### [Your goal]
Identify the lines that contain the string "provider" and copy all of them.

### [Stored records]
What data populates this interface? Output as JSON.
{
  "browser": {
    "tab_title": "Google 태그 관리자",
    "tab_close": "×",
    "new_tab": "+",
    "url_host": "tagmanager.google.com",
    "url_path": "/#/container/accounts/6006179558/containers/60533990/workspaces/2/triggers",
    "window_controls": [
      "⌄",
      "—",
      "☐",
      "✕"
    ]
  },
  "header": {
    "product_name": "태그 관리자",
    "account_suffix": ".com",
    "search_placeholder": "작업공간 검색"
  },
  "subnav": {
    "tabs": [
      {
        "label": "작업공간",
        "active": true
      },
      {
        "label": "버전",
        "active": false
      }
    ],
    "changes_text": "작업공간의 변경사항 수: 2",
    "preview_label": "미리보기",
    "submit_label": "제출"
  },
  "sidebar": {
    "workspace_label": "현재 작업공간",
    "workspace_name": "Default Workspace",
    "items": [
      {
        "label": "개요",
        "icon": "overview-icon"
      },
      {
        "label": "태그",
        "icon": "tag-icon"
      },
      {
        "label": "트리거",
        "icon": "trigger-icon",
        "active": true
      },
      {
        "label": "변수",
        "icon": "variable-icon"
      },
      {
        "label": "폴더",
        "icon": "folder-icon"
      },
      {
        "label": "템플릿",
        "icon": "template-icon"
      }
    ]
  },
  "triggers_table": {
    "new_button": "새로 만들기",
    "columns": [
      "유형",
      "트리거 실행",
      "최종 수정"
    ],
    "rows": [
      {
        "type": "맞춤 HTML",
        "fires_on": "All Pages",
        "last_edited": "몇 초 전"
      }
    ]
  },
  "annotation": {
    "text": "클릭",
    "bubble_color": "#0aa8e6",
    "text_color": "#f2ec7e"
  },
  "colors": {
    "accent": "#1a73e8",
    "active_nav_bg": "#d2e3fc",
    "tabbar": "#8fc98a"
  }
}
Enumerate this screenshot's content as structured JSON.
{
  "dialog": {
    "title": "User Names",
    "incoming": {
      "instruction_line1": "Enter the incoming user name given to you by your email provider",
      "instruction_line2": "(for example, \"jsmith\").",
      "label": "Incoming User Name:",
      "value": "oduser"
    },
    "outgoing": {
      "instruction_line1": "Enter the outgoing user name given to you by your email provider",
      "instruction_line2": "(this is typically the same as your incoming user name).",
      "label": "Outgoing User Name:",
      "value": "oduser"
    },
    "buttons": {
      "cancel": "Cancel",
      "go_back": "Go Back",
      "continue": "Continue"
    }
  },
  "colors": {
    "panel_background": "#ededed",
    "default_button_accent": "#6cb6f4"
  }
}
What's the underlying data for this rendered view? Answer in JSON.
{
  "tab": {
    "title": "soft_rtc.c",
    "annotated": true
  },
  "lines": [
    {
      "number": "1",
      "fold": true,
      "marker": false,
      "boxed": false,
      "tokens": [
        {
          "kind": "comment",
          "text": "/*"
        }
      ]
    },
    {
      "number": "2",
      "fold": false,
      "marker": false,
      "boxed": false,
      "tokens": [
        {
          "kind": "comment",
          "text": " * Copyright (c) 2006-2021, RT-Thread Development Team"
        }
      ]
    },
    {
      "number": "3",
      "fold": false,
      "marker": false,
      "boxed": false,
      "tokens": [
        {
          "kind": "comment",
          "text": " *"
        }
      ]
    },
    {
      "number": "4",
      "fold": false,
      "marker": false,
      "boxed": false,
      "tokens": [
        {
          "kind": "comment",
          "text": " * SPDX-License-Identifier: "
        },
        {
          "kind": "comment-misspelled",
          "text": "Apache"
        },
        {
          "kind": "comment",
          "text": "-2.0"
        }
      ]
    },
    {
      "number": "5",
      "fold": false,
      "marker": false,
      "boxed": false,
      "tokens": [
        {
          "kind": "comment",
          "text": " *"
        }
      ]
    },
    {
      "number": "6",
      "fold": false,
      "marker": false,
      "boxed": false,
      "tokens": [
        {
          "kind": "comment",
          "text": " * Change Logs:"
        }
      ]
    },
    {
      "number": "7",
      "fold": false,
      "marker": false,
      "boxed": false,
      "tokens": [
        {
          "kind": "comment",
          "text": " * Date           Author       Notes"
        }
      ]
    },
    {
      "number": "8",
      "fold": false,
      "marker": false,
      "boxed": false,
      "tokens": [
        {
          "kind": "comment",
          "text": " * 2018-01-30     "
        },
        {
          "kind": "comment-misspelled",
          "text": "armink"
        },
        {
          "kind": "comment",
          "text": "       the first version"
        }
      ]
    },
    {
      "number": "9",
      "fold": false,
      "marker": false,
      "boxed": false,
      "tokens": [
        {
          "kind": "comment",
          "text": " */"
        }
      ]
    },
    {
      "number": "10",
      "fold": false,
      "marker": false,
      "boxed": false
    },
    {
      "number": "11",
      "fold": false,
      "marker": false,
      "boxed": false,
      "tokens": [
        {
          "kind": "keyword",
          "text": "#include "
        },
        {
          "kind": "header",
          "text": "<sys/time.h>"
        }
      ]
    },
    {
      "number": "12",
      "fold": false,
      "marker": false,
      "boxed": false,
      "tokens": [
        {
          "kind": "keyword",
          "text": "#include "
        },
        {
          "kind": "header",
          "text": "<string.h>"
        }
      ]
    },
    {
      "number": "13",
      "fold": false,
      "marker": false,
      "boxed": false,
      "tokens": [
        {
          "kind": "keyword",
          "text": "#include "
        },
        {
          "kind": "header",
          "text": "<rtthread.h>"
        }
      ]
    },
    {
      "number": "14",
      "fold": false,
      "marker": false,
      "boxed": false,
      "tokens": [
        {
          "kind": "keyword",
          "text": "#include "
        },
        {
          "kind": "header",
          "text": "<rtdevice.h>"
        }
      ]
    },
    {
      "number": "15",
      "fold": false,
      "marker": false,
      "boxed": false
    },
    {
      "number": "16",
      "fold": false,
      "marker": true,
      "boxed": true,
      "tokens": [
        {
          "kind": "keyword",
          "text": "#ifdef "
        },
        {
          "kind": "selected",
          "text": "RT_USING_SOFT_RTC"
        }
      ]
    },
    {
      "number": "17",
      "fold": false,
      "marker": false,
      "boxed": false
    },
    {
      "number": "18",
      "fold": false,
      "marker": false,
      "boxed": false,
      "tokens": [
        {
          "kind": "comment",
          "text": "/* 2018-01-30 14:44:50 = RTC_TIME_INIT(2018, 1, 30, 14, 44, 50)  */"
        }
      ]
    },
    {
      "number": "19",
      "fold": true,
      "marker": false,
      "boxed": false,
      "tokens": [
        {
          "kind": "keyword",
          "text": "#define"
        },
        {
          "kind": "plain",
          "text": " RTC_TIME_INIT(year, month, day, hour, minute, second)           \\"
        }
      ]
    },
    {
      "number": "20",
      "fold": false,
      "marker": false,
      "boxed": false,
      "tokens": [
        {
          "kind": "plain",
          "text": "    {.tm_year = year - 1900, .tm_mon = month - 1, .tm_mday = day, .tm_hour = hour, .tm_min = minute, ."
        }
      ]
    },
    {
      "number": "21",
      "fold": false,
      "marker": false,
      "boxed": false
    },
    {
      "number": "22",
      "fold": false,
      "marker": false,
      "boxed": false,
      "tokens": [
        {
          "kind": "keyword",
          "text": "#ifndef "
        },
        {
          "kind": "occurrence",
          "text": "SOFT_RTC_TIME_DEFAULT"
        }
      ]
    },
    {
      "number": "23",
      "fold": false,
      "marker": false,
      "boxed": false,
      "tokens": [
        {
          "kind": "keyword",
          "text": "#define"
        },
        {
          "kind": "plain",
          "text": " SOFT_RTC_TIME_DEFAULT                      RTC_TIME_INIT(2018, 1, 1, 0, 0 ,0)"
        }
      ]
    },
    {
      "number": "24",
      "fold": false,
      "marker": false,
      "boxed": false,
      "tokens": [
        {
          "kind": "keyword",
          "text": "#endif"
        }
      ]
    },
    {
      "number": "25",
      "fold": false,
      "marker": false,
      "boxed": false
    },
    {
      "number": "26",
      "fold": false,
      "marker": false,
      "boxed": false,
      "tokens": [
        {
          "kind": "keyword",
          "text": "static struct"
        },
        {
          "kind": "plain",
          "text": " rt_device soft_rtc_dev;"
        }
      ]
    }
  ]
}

### [Correct answer]
      "instruction_line1": "Enter the incoming user name given to you by your email provider",
      "instruction_line1": "Enter the outgoing user name given to you by your email provider",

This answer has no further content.